**Task description**: Exact repetition of every entry is required.

[Stored items]

<<<<

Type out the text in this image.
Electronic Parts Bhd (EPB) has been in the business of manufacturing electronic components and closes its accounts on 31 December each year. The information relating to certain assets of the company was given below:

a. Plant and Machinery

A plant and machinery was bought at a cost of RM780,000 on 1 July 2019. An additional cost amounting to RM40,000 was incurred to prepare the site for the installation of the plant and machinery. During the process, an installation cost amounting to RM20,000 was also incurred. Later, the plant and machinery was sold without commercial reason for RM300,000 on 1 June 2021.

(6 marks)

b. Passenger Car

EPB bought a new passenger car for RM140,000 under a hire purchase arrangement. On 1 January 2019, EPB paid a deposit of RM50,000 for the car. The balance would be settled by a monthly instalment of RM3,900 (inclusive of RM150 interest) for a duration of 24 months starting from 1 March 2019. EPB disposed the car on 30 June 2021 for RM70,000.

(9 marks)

>>>>

**Result of the task**:
Type out the text in this image.
Electronic Parts Bhd (EPB) has been in the business of manufacturing electronic components and closes its accounts on 31 December each year. The information relating to certain assets of the company was given below:

a. Plant and Machinery

A plant and machinery was bought at a cost of RM780,000 on 1 July 2019. An additional cost amounting to RM40,000 was incurred to prepare the site for the installation of the plant and machinery. During the process, an installation cost amounting to RM20,000 was also incurred. Later, the plant and machinery was sold without commercial reason for RM300,000 on 1 June 2021.

(6 marks)

b. Passenger Car

EPB bought a new passenger car for RM140,000 under a hire purchase arrangement. On 1 January 2019, EPB paid a deposit of RM50,000 for the car. The balance would be settled by a monthly instalment of RM3,900 (inclusive of RM150 interest) for a duration of 24 months starting from 1 March 2019. EPB disposed the car on 30 June 2021 for RM70,000.

(9 marks)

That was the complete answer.